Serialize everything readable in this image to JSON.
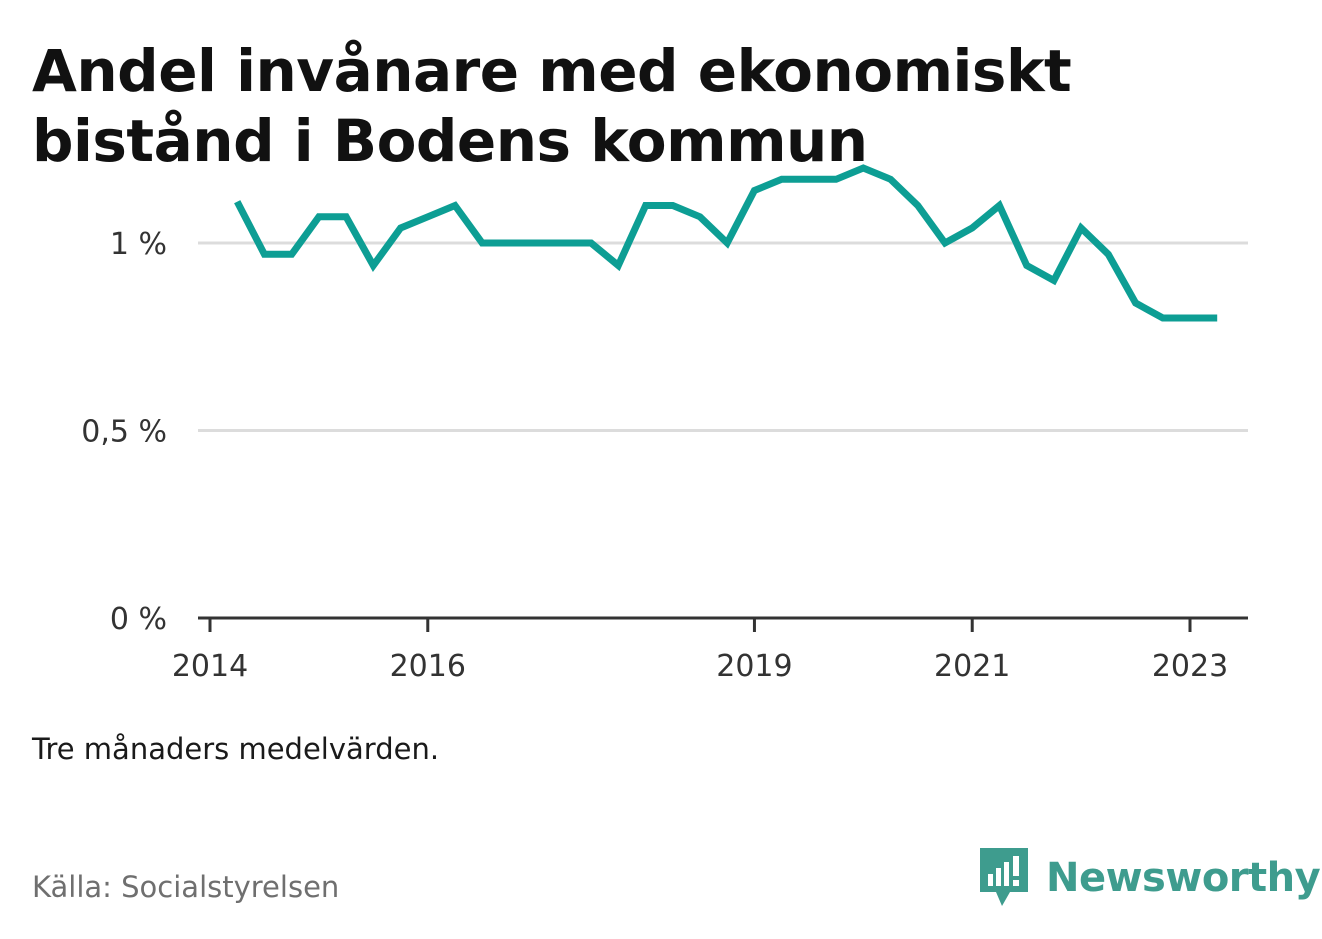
{
  "title": "Andel invånare med ekonomiskt bistånd i Bodens kommun",
  "note": "Tre månaders medelvärden.",
  "source": "Källa: Socialstyrelsen",
  "brand": {
    "name": "Newsworthy",
    "icon": "newsworthy-logo-icon",
    "color": "#3e9c8e"
  },
  "chart_data": {
    "type": "line",
    "title": "Andel invånare med ekonomiskt bistånd i Bodens kommun",
    "xlabel": "",
    "ylabel": "",
    "ylim": [
      0,
      1.2
    ],
    "xlim": [
      "2014-01",
      "2023-07"
    ],
    "y_ticks": [
      {
        "value": 0,
        "label": "0 %"
      },
      {
        "value": 0.5,
        "label": "0,5 %"
      },
      {
        "value": 1,
        "label": "1 %"
      }
    ],
    "x_ticks": [
      {
        "value": "2014-01",
        "label": "2014"
      },
      {
        "value": "2016-01",
        "label": "2016"
      },
      {
        "value": "2019-01",
        "label": "2019"
      },
      {
        "value": "2021-01",
        "label": "2021"
      },
      {
        "value": "2023-01",
        "label": "2023"
      }
    ],
    "grid": true,
    "color": "#0d9e94",
    "series": [
      {
        "x": [
          "2014-04",
          "2014-07",
          "2014-10",
          "2015-01",
          "2015-04",
          "2015-07",
          "2015-10",
          "2016-01",
          "2016-04",
          "2016-07",
          "2016-10",
          "2017-01",
          "2017-04",
          "2017-07",
          "2017-10",
          "2018-01",
          "2018-04",
          "2018-07",
          "2018-10",
          "2019-01",
          "2019-04",
          "2019-07",
          "2019-10",
          "2020-01",
          "2020-04",
          "2020-07",
          "2020-10",
          "2021-01",
          "2021-04",
          "2021-07",
          "2021-10",
          "2022-01",
          "2022-04",
          "2022-07",
          "2022-10",
          "2023-01",
          "2023-04"
        ],
        "values": [
          1.11,
          0.97,
          0.97,
          1.07,
          1.07,
          0.94,
          1.04,
          1.07,
          1.1,
          1.0,
          1.0,
          1.0,
          1.0,
          1.0,
          0.94,
          1.1,
          1.1,
          1.07,
          1.0,
          1.14,
          1.17,
          1.17,
          1.17,
          1.2,
          1.17,
          1.1,
          1.0,
          1.04,
          1.1,
          0.94,
          0.9,
          1.04,
          0.97,
          0.84,
          0.8,
          0.8,
          0.8
        ]
      }
    ]
  }
}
::::::::::
> **Exercise directions**:
Return a copy of every line that includes the word "bistånd".

> **Task response**:
  "title": "Andel invånare med ekonomiskt bistånd i Bodens kommun",
    "title": "Andel invånare med ekonomiskt bistånd i Bodens kommun",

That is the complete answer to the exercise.